▶ Text provided:

A while back I made a streaky red and white skein of merino superwash. There was small amount of red superwash merino leftover. The other day I spun those leftovers into a small skein to coordinate with the streaky one.

Spinning the bit of red was a treat to myself for making progress on the BFL skeins. They say a change is as good as a rest. Using my larger spindle felt very different after so long on a light, centerweighted spindle.

Both the streaky skein and little red skein are hanging up to dry and set. They do look like they go together. Too bad I couldn't make myself introduce thick and thin sections on purpose to match the irregularity of my early spinning. Happily, there are a few thick sections I spun unwittingly.

November 25, 2009

In the Homestretch with the Series of BFL Skeins

I am in the homestretch with the series of Blue Face Leicester skeins I'm spinning.

I finally got that underplied skein plied again to correct the twist.

I'm partway through spinning the final skein.

All the skeins are supposed to be one ounce. I started with eight ounces of BFL, used a scale to divide the fibre, and somehow wound up with half an ounce leftover. Does this mean the skeins are not, in fact, all exactly one ounce? I will never know, since I've already given the first four skeins to the intended recipient. I have a sneaking suspicion that most of the discrepancy happened with the first skein since it has considerably longer yardage than the others.

I'm pretty happy with how similar in yardage the others were. I was aiming to develop my skill at making a consistent product. It may be that consistency is the hobgoblin of small minds, but consistency is a good quality in handspun.

▶ Supplied records:
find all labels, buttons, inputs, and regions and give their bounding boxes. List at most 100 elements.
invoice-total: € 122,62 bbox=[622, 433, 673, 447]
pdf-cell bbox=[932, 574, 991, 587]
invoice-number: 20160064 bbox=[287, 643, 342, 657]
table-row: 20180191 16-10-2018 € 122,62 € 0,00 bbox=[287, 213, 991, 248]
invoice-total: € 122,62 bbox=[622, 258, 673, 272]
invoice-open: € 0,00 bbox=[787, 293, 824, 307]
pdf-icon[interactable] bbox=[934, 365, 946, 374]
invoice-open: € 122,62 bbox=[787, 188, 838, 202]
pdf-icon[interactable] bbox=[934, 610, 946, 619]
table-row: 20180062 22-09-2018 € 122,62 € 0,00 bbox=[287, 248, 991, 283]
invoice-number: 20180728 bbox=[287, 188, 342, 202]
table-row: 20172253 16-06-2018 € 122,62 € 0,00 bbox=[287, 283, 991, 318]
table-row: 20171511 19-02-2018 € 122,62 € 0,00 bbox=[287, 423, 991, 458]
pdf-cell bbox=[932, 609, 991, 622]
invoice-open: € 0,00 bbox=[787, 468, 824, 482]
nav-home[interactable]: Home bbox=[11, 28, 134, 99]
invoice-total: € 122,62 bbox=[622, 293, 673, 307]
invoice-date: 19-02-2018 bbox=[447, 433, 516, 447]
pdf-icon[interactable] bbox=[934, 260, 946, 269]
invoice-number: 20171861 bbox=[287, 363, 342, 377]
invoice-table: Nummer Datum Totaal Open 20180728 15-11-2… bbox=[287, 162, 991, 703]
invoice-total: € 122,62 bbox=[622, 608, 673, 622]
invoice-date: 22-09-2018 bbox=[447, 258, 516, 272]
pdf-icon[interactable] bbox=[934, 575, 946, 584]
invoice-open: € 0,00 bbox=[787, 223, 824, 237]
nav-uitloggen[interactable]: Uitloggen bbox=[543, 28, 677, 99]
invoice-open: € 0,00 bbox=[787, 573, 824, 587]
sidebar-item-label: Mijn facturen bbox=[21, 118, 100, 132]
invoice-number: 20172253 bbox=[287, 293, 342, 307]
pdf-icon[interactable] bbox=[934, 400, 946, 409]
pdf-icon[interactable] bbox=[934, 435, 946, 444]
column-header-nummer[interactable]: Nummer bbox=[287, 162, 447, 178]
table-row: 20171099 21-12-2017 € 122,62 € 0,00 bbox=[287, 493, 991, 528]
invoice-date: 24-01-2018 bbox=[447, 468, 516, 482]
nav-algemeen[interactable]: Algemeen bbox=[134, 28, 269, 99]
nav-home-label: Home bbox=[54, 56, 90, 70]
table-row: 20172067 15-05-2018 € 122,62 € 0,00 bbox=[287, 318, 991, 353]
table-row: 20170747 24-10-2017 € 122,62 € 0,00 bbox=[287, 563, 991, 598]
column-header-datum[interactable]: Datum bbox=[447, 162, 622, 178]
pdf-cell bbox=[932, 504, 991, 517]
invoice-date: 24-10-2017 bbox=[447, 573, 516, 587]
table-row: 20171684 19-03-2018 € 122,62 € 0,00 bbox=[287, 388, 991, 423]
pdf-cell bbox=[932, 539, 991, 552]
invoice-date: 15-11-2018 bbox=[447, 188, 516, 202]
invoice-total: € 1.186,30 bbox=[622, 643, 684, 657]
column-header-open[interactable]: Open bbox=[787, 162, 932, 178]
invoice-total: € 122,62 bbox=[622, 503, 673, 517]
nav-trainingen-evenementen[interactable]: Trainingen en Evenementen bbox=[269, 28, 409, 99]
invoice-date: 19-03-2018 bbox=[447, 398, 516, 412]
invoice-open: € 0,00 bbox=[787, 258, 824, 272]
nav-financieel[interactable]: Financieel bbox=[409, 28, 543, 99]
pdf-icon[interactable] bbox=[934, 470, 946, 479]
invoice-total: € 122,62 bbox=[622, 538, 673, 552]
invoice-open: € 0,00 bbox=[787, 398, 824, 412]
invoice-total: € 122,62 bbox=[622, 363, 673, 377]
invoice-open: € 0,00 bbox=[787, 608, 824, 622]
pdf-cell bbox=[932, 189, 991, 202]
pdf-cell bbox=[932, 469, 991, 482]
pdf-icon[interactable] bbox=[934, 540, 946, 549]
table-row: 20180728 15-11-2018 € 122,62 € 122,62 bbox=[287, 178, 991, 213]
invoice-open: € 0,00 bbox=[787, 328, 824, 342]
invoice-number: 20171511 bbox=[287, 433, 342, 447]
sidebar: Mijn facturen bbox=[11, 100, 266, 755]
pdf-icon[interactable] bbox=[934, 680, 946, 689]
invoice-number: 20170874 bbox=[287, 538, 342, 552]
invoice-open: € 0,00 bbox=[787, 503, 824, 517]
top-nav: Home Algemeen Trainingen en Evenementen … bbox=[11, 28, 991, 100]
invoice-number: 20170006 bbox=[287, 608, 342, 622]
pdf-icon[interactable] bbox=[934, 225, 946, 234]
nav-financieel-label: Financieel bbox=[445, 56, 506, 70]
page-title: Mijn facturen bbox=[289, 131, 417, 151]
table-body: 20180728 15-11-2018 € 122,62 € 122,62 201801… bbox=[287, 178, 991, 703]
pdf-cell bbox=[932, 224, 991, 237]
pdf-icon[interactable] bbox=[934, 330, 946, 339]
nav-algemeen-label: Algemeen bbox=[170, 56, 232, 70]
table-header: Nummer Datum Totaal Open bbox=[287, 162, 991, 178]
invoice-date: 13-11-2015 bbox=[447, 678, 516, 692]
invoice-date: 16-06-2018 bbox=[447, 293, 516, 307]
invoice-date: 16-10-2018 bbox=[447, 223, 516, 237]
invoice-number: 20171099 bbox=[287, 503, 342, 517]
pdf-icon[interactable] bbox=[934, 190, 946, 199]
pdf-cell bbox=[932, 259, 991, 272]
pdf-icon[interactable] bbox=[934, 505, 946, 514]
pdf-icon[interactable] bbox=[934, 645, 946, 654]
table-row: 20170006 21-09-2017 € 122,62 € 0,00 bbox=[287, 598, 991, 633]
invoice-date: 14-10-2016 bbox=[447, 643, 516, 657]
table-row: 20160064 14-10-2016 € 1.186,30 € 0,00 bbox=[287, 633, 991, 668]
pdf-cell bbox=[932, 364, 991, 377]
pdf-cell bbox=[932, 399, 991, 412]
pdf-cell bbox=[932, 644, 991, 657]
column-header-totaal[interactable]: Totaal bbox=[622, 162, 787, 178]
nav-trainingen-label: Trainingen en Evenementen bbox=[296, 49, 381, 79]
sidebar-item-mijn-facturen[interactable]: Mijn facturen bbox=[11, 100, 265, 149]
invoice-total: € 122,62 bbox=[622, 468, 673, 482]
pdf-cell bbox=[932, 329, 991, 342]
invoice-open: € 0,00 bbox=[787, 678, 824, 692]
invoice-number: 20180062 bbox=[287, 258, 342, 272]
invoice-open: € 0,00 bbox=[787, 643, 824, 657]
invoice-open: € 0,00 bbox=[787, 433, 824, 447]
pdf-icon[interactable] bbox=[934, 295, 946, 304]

▶ Given exercise A:
Swap "invoice-total" for "invoice-amount" in the rows, and give back the rows from the first one through the line with "invoice-number: 20160064 bbox=[287, 643, 342, 657]", with everything else left the same.
▶ Given exercise B:
Write the next part of the blog post about hand-spinning yarn, picking up right after its final sentence.

▶ Reply A:
find all labels, buttons, inputs, and regions and give their bounding boxes. List at most 100 elements.
invoice-amount: € 122,62 bbox=[622, 433, 673, 447]
pdf-cell bbox=[932, 574, 991, 587]
invoice-number: 20160064 bbox=[287, 643, 342, 657]

▶ Reply B:
November 24, 2009

The Merino Improves with Slick Needles

I took the merino handspun that wasn't working for me, and I put it on needles that are more slick. Knitting this yarn suddenly got a lot more easy.

Means knitting in the round is out, since these are straights and not double points, but that's okay.

November 23, 2009

Merino Apathy


I've been swatching and swatching the blue merino. I've finally got the correct number of stitches and pretty much the correct needle size. Still, I'm not thrilled enough with the results to want to knit on.

It was supposed to be a tube of twisted knit stitch stockinette joined at the ends and worn as an earwarmer band to keep the wind off my ears.

Probably it's the dull texture of the merino that's putting me off.

November 21, 2009

Emily Post and Homespun

Every so often I re-read Emily Post's chapter on clothing in Etiquette* as sort of a booster shot for good intentions. This time I noticed she mentions "homespun" fabric.

As in, it was good etiquette to wear clothes made of homespun when out in the country or on a golf course.

As in, rich people wore it.

I'm guessing with all the social occasions Post describes, they didn't have time to spin the stuff themselves.


*I have the "new and enlarged edition," fourteenth edition, printed in 1934.

November 20, 2009

K2P2 hat


the K2P2 hat

It's made from two skeins that I did when I was a very new spinner. You can see those skeins in this post.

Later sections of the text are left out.